(Dataset records)
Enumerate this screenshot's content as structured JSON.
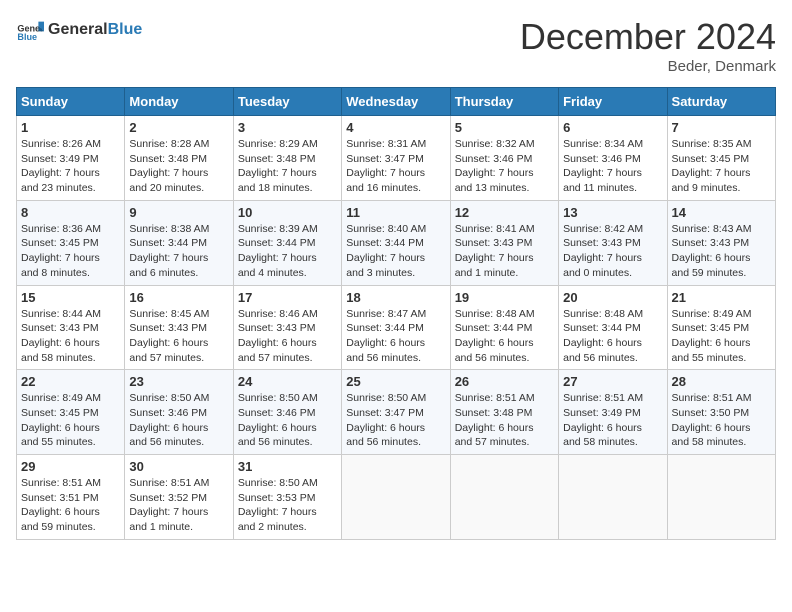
{
  "header": {
    "logo_general": "General",
    "logo_blue": "Blue",
    "month_year": "December 2024",
    "location": "Beder, Denmark"
  },
  "weekdays": [
    "Sunday",
    "Monday",
    "Tuesday",
    "Wednesday",
    "Thursday",
    "Friday",
    "Saturday"
  ],
  "weeks": [
    [
      {
        "day": "1",
        "lines": [
          "Sunrise: 8:26 AM",
          "Sunset: 3:49 PM",
          "Daylight: 7 hours",
          "and 23 minutes."
        ]
      },
      {
        "day": "2",
        "lines": [
          "Sunrise: 8:28 AM",
          "Sunset: 3:48 PM",
          "Daylight: 7 hours",
          "and 20 minutes."
        ]
      },
      {
        "day": "3",
        "lines": [
          "Sunrise: 8:29 AM",
          "Sunset: 3:48 PM",
          "Daylight: 7 hours",
          "and 18 minutes."
        ]
      },
      {
        "day": "4",
        "lines": [
          "Sunrise: 8:31 AM",
          "Sunset: 3:47 PM",
          "Daylight: 7 hours",
          "and 16 minutes."
        ]
      },
      {
        "day": "5",
        "lines": [
          "Sunrise: 8:32 AM",
          "Sunset: 3:46 PM",
          "Daylight: 7 hours",
          "and 13 minutes."
        ]
      },
      {
        "day": "6",
        "lines": [
          "Sunrise: 8:34 AM",
          "Sunset: 3:46 PM",
          "Daylight: 7 hours",
          "and 11 minutes."
        ]
      },
      {
        "day": "7",
        "lines": [
          "Sunrise: 8:35 AM",
          "Sunset: 3:45 PM",
          "Daylight: 7 hours",
          "and 9 minutes."
        ]
      }
    ],
    [
      {
        "day": "8",
        "lines": [
          "Sunrise: 8:36 AM",
          "Sunset: 3:45 PM",
          "Daylight: 7 hours",
          "and 8 minutes."
        ]
      },
      {
        "day": "9",
        "lines": [
          "Sunrise: 8:38 AM",
          "Sunset: 3:44 PM",
          "Daylight: 7 hours",
          "and 6 minutes."
        ]
      },
      {
        "day": "10",
        "lines": [
          "Sunrise: 8:39 AM",
          "Sunset: 3:44 PM",
          "Daylight: 7 hours",
          "and 4 minutes."
        ]
      },
      {
        "day": "11",
        "lines": [
          "Sunrise: 8:40 AM",
          "Sunset: 3:44 PM",
          "Daylight: 7 hours",
          "and 3 minutes."
        ]
      },
      {
        "day": "12",
        "lines": [
          "Sunrise: 8:41 AM",
          "Sunset: 3:43 PM",
          "Daylight: 7 hours",
          "and 1 minute."
        ]
      },
      {
        "day": "13",
        "lines": [
          "Sunrise: 8:42 AM",
          "Sunset: 3:43 PM",
          "Daylight: 7 hours",
          "and 0 minutes."
        ]
      },
      {
        "day": "14",
        "lines": [
          "Sunrise: 8:43 AM",
          "Sunset: 3:43 PM",
          "Daylight: 6 hours",
          "and 59 minutes."
        ]
      }
    ],
    [
      {
        "day": "15",
        "lines": [
          "Sunrise: 8:44 AM",
          "Sunset: 3:43 PM",
          "Daylight: 6 hours",
          "and 58 minutes."
        ]
      },
      {
        "day": "16",
        "lines": [
          "Sunrise: 8:45 AM",
          "Sunset: 3:43 PM",
          "Daylight: 6 hours",
          "and 57 minutes."
        ]
      },
      {
        "day": "17",
        "lines": [
          "Sunrise: 8:46 AM",
          "Sunset: 3:43 PM",
          "Daylight: 6 hours",
          "and 57 minutes."
        ]
      },
      {
        "day": "18",
        "lines": [
          "Sunrise: 8:47 AM",
          "Sunset: 3:44 PM",
          "Daylight: 6 hours",
          "and 56 minutes."
        ]
      },
      {
        "day": "19",
        "lines": [
          "Sunrise: 8:48 AM",
          "Sunset: 3:44 PM",
          "Daylight: 6 hours",
          "and 56 minutes."
        ]
      },
      {
        "day": "20",
        "lines": [
          "Sunrise: 8:48 AM",
          "Sunset: 3:44 PM",
          "Daylight: 6 hours",
          "and 56 minutes."
        ]
      },
      {
        "day": "21",
        "lines": [
          "Sunrise: 8:49 AM",
          "Sunset: 3:45 PM",
          "Daylight: 6 hours",
          "and 55 minutes."
        ]
      }
    ],
    [
      {
        "day": "22",
        "lines": [
          "Sunrise: 8:49 AM",
          "Sunset: 3:45 PM",
          "Daylight: 6 hours",
          "and 55 minutes."
        ]
      },
      {
        "day": "23",
        "lines": [
          "Sunrise: 8:50 AM",
          "Sunset: 3:46 PM",
          "Daylight: 6 hours",
          "and 56 minutes."
        ]
      },
      {
        "day": "24",
        "lines": [
          "Sunrise: 8:50 AM",
          "Sunset: 3:46 PM",
          "Daylight: 6 hours",
          "and 56 minutes."
        ]
      },
      {
        "day": "25",
        "lines": [
          "Sunrise: 8:50 AM",
          "Sunset: 3:47 PM",
          "Daylight: 6 hours",
          "and 56 minutes."
        ]
      },
      {
        "day": "26",
        "lines": [
          "Sunrise: 8:51 AM",
          "Sunset: 3:48 PM",
          "Daylight: 6 hours",
          "and 57 minutes."
        ]
      },
      {
        "day": "27",
        "lines": [
          "Sunrise: 8:51 AM",
          "Sunset: 3:49 PM",
          "Daylight: 6 hours",
          "and 58 minutes."
        ]
      },
      {
        "day": "28",
        "lines": [
          "Sunrise: 8:51 AM",
          "Sunset: 3:50 PM",
          "Daylight: 6 hours",
          "and 58 minutes."
        ]
      }
    ],
    [
      {
        "day": "29",
        "lines": [
          "Sunrise: 8:51 AM",
          "Sunset: 3:51 PM",
          "Daylight: 6 hours",
          "and 59 minutes."
        ]
      },
      {
        "day": "30",
        "lines": [
          "Sunrise: 8:51 AM",
          "Sunset: 3:52 PM",
          "Daylight: 7 hours",
          "and 1 minute."
        ]
      },
      {
        "day": "31",
        "lines": [
          "Sunrise: 8:50 AM",
          "Sunset: 3:53 PM",
          "Daylight: 7 hours",
          "and 2 minutes."
        ]
      },
      null,
      null,
      null,
      null
    ]
  ]
}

What is expected — Quote every record above exactly, leaving out the pictures.

Problem solution —
Enumerate this screenshot's content as structured JSON.
{
  "header": {
    "logo_general": "General",
    "logo_blue": "Blue",
    "month_year": "December 2024",
    "location": "Beder, Denmark"
  },
  "weekdays": [
    "Sunday",
    "Monday",
    "Tuesday",
    "Wednesday",
    "Thursday",
    "Friday",
    "Saturday"
  ],
  "weeks": [
    [
      {
        "day": "1",
        "lines": [
          "Sunrise: 8:26 AM",
          "Sunset: 3:49 PM",
          "Daylight: 7 hours",
          "and 23 minutes."
        ]
      },
      {
        "day": "2",
        "lines": [
          "Sunrise: 8:28 AM",
          "Sunset: 3:48 PM",
          "Daylight: 7 hours",
          "and 20 minutes."
        ]
      },
      {
        "day": "3",
        "lines": [
          "Sunrise: 8:29 AM",
          "Sunset: 3:48 PM",
          "Daylight: 7 hours",
          "and 18 minutes."
        ]
      },
      {
        "day": "4",
        "lines": [
          "Sunrise: 8:31 AM",
          "Sunset: 3:47 PM",
          "Daylight: 7 hours",
          "and 16 minutes."
        ]
      },
      {
        "day": "5",
        "lines": [
          "Sunrise: 8:32 AM",
          "Sunset: 3:46 PM",
          "Daylight: 7 hours",
          "and 13 minutes."
        ]
      },
      {
        "day": "6",
        "lines": [
          "Sunrise: 8:34 AM",
          "Sunset: 3:46 PM",
          "Daylight: 7 hours",
          "and 11 minutes."
        ]
      },
      {
        "day": "7",
        "lines": [
          "Sunrise: 8:35 AM",
          "Sunset: 3:45 PM",
          "Daylight: 7 hours",
          "and 9 minutes."
        ]
      }
    ],
    [
      {
        "day": "8",
        "lines": [
          "Sunrise: 8:36 AM",
          "Sunset: 3:45 PM",
          "Daylight: 7 hours",
          "and 8 minutes."
        ]
      },
      {
        "day": "9",
        "lines": [
          "Sunrise: 8:38 AM",
          "Sunset: 3:44 PM",
          "Daylight: 7 hours",
          "and 6 minutes."
        ]
      },
      {
        "day": "10",
        "lines": [
          "Sunrise: 8:39 AM",
          "Sunset: 3:44 PM",
          "Daylight: 7 hours",
          "and 4 minutes."
        ]
      },
      {
        "day": "11",
        "lines": [
          "Sunrise: 8:40 AM",
          "Sunset: 3:44 PM",
          "Daylight: 7 hours",
          "and 3 minutes."
        ]
      },
      {
        "day": "12",
        "lines": [
          "Sunrise: 8:41 AM",
          "Sunset: 3:43 PM",
          "Daylight: 7 hours",
          "and 1 minute."
        ]
      },
      {
        "day": "13",
        "lines": [
          "Sunrise: 8:42 AM",
          "Sunset: 3:43 PM",
          "Daylight: 7 hours",
          "and 0 minutes."
        ]
      },
      {
        "day": "14",
        "lines": [
          "Sunrise: 8:43 AM",
          "Sunset: 3:43 PM",
          "Daylight: 6 hours",
          "and 59 minutes."
        ]
      }
    ],
    [
      {
        "day": "15",
        "lines": [
          "Sunrise: 8:44 AM",
          "Sunset: 3:43 PM",
          "Daylight: 6 hours",
          "and 58 minutes."
        ]
      },
      {
        "day": "16",
        "lines": [
          "Sunrise: 8:45 AM",
          "Sunset: 3:43 PM",
          "Daylight: 6 hours",
          "and 57 minutes."
        ]
      },
      {
        "day": "17",
        "lines": [
          "Sunrise: 8:46 AM",
          "Sunset: 3:43 PM",
          "Daylight: 6 hours",
          "and 57 minutes."
        ]
      },
      {
        "day": "18",
        "lines": [
          "Sunrise: 8:47 AM",
          "Sunset: 3:44 PM",
          "Daylight: 6 hours",
          "and 56 minutes."
        ]
      },
      {
        "day": "19",
        "lines": [
          "Sunrise: 8:48 AM",
          "Sunset: 3:44 PM",
          "Daylight: 6 hours",
          "and 56 minutes."
        ]
      },
      {
        "day": "20",
        "lines": [
          "Sunrise: 8:48 AM",
          "Sunset: 3:44 PM",
          "Daylight: 6 hours",
          "and 56 minutes."
        ]
      },
      {
        "day": "21",
        "lines": [
          "Sunrise: 8:49 AM",
          "Sunset: 3:45 PM",
          "Daylight: 6 hours",
          "and 55 minutes."
        ]
      }
    ],
    [
      {
        "day": "22",
        "lines": [
          "Sunrise: 8:49 AM",
          "Sunset: 3:45 PM",
          "Daylight: 6 hours",
          "and 55 minutes."
        ]
      },
      {
        "day": "23",
        "lines": [
          "Sunrise: 8:50 AM",
          "Sunset: 3:46 PM",
          "Daylight: 6 hours",
          "and 56 minutes."
        ]
      },
      {
        "day": "24",
        "lines": [
          "Sunrise: 8:50 AM",
          "Sunset: 3:46 PM",
          "Daylight: 6 hours",
          "and 56 minutes."
        ]
      },
      {
        "day": "25",
        "lines": [
          "Sunrise: 8:50 AM",
          "Sunset: 3:47 PM",
          "Daylight: 6 hours",
          "and 56 minutes."
        ]
      },
      {
        "day": "26",
        "lines": [
          "Sunrise: 8:51 AM",
          "Sunset: 3:48 PM",
          "Daylight: 6 hours",
          "and 57 minutes."
        ]
      },
      {
        "day": "27",
        "lines": [
          "Sunrise: 8:51 AM",
          "Sunset: 3:49 PM",
          "Daylight: 6 hours",
          "and 58 minutes."
        ]
      },
      {
        "day": "28",
        "lines": [
          "Sunrise: 8:51 AM",
          "Sunset: 3:50 PM",
          "Daylight: 6 hours",
          "and 58 minutes."
        ]
      }
    ],
    [
      {
        "day": "29",
        "lines": [
          "Sunrise: 8:51 AM",
          "Sunset: 3:51 PM",
          "Daylight: 6 hours",
          "and 59 minutes."
        ]
      },
      {
        "day": "30",
        "lines": [
          "Sunrise: 8:51 AM",
          "Sunset: 3:52 PM",
          "Daylight: 7 hours",
          "and 1 minute."
        ]
      },
      {
        "day": "31",
        "lines": [
          "Sunrise: 8:50 AM",
          "Sunset: 3:53 PM",
          "Daylight: 7 hours",
          "and 2 minutes."
        ]
      },
      null,
      null,
      null,
      null
    ]
  ]
}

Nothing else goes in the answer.